- GOAL -
Only the lines holding the string "οἴκου" are needed. Copy each one.

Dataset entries
• • • • • • •
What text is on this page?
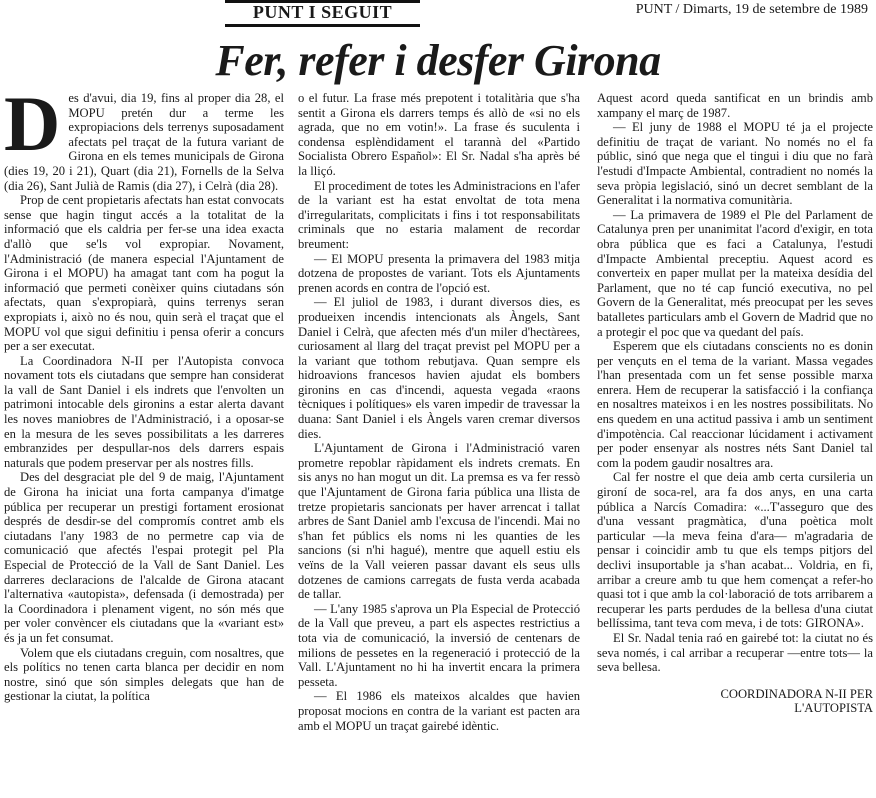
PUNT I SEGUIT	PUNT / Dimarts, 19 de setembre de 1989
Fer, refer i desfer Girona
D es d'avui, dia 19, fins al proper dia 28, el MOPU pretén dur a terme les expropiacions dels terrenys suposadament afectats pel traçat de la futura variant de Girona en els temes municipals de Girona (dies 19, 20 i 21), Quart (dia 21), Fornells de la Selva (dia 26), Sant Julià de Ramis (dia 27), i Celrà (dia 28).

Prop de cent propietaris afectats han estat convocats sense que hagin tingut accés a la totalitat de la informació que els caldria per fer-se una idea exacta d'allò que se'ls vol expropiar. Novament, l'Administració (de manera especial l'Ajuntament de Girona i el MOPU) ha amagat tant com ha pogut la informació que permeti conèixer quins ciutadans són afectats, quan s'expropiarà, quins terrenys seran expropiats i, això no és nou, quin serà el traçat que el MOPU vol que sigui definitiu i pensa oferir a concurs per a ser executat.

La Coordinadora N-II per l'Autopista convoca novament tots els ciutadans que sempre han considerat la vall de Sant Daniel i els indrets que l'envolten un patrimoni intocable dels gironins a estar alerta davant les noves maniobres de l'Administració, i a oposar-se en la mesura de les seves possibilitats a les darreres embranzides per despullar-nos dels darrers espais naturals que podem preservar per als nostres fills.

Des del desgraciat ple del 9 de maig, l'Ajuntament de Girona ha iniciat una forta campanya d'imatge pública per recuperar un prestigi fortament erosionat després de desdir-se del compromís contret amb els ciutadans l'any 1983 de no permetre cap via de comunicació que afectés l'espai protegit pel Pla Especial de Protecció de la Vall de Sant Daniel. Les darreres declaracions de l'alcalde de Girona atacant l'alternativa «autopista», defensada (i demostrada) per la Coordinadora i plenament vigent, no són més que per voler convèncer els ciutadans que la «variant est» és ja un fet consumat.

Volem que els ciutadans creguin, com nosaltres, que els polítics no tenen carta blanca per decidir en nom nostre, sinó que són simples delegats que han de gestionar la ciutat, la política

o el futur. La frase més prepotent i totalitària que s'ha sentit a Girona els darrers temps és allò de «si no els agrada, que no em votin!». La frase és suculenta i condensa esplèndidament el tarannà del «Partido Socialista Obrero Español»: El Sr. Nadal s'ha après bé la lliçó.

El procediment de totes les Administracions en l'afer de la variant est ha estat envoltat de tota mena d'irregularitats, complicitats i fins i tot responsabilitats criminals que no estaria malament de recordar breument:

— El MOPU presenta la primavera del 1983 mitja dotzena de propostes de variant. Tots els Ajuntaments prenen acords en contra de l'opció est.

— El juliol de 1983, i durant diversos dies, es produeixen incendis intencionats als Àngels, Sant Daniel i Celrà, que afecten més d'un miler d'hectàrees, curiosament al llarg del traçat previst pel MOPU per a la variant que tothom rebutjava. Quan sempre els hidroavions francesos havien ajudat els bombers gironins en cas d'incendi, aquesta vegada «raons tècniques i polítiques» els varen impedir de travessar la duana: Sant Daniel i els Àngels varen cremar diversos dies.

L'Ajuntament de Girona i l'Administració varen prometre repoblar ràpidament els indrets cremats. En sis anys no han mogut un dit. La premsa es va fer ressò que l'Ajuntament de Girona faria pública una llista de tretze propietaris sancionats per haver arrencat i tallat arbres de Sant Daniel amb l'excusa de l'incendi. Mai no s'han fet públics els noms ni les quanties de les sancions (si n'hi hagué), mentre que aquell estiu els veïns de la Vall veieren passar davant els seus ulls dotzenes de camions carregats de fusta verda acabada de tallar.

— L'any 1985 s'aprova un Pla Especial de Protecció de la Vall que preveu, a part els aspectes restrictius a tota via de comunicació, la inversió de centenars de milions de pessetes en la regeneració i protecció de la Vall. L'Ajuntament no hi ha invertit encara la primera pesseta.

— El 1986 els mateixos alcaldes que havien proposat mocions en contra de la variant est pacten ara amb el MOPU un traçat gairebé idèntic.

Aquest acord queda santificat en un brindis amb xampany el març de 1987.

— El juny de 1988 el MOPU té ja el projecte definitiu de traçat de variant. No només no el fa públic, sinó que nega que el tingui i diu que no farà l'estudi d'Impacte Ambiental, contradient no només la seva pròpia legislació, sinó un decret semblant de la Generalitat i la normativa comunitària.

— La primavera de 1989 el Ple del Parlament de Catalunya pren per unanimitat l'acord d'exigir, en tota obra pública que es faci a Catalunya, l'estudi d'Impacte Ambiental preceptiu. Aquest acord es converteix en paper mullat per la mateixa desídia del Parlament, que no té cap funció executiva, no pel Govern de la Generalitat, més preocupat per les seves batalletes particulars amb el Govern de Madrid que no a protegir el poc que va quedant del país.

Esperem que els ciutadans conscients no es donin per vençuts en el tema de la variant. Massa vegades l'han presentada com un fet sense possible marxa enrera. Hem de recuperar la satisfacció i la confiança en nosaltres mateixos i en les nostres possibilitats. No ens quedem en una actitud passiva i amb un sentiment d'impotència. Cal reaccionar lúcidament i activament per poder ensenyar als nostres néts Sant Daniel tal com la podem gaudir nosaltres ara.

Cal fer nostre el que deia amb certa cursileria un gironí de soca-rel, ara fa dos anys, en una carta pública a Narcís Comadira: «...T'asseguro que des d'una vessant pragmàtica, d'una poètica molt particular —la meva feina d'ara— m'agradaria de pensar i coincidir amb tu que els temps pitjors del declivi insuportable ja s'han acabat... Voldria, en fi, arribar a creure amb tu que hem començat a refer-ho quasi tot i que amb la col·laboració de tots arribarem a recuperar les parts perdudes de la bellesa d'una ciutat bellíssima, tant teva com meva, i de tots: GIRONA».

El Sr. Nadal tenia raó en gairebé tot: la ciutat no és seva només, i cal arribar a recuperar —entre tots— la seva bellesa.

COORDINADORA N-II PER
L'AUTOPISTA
• • • • • • •
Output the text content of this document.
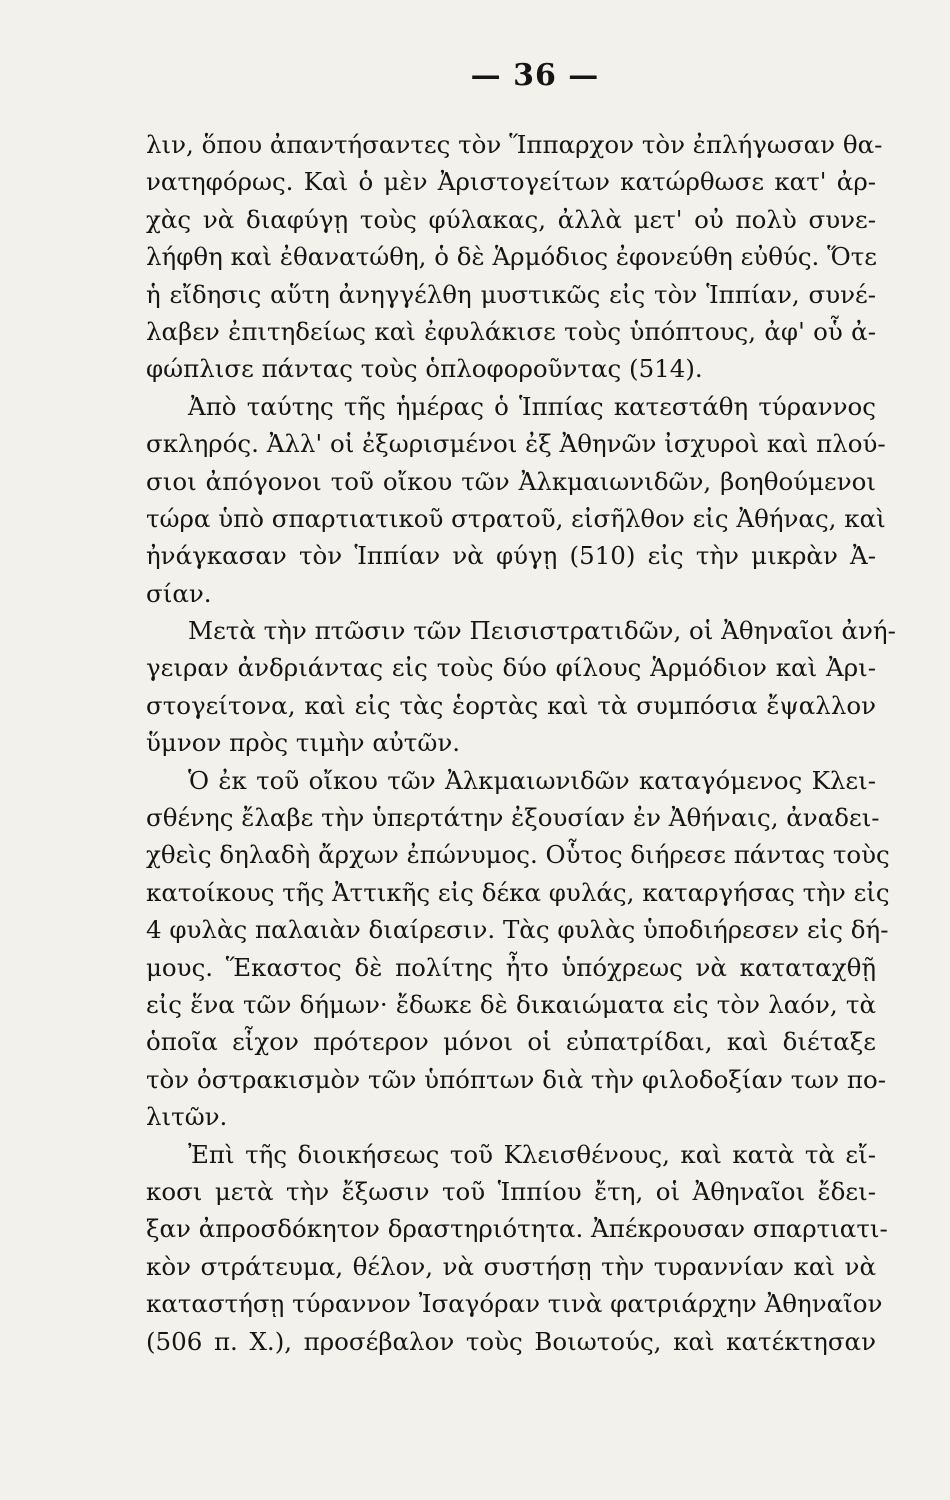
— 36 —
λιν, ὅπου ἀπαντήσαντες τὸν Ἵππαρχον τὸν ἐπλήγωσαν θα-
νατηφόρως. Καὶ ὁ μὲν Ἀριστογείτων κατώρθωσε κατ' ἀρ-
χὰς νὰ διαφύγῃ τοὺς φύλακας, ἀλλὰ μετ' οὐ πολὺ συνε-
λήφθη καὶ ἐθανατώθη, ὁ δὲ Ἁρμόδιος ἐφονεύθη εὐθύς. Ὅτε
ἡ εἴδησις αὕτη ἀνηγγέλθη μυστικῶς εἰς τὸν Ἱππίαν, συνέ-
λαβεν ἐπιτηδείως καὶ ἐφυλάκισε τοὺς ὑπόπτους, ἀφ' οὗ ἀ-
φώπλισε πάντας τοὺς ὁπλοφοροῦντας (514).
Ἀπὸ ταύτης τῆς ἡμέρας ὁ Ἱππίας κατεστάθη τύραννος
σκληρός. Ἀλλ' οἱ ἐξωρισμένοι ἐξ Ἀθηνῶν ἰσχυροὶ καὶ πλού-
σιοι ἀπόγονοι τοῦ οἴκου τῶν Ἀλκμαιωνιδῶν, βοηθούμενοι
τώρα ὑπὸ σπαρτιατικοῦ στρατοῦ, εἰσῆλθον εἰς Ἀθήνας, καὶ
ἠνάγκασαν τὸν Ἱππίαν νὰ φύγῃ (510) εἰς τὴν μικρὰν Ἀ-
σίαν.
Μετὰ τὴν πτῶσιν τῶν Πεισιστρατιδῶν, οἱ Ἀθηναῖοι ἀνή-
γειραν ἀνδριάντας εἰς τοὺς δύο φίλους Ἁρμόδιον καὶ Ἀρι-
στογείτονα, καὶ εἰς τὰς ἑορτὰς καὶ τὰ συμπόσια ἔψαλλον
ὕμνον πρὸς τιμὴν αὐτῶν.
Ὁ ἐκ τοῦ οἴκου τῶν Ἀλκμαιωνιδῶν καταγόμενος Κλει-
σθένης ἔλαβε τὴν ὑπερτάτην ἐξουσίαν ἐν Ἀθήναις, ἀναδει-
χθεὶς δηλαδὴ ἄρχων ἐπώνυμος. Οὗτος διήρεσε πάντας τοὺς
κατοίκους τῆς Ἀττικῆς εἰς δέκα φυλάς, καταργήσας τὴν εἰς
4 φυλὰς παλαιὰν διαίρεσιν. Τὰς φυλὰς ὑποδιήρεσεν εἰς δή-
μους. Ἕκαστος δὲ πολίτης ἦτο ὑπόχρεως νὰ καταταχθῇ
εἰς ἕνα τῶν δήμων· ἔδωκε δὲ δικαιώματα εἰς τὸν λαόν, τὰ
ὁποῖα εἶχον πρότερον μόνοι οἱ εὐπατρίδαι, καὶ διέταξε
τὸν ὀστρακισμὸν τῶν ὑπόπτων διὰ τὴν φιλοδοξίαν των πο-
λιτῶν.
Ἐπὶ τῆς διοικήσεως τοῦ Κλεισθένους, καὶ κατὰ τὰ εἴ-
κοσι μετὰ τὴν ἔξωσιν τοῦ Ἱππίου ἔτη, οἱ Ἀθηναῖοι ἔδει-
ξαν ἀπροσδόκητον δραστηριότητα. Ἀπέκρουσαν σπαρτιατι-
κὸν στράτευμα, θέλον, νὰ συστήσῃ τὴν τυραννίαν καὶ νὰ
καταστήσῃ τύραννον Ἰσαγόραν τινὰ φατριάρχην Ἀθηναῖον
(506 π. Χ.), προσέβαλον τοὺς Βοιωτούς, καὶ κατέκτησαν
• • • • • • •
- WRITTEN REPLY -
σιοι ἀπόγονοι τοῦ οἴκου τῶν Ἀλκμαιωνιδῶν, βοηθούμενοι
Ὁ ἐκ τοῦ οἴκου τῶν Ἀλκμαιωνιδῶν καταγόμενος Κλει-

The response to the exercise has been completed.